**SHORT EXERCISE**
Search the material below for the word "ffffff" and copy every line in which it occurs.

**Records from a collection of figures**
— begin —
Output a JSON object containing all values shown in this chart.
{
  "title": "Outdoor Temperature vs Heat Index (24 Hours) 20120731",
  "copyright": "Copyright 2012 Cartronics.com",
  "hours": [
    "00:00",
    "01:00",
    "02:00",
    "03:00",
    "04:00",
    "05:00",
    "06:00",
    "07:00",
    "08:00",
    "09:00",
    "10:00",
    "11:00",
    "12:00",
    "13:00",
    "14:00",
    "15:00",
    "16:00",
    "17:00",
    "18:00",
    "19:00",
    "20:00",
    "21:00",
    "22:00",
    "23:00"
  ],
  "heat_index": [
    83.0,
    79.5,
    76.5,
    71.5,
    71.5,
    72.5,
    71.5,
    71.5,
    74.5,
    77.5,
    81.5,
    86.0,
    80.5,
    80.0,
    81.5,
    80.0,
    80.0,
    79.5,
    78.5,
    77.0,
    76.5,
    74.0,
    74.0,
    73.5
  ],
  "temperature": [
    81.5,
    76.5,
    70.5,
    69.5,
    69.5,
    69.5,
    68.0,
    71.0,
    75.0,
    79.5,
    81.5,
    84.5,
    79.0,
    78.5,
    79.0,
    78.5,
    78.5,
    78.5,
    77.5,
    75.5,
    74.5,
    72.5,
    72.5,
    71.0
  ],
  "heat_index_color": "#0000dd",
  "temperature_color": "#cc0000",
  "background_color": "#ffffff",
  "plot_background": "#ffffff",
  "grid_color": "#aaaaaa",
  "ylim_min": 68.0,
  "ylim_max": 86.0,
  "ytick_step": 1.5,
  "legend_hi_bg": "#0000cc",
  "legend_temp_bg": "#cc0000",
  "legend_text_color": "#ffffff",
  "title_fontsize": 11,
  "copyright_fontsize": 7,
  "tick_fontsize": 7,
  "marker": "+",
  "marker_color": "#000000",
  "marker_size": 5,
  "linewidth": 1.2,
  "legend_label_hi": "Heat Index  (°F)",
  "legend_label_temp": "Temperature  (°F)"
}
— end —
**ANSWER**
  "background_color": "#ffffff",
  "plot_background": "#ffffff",
  "legend_text_color": "#ffffff",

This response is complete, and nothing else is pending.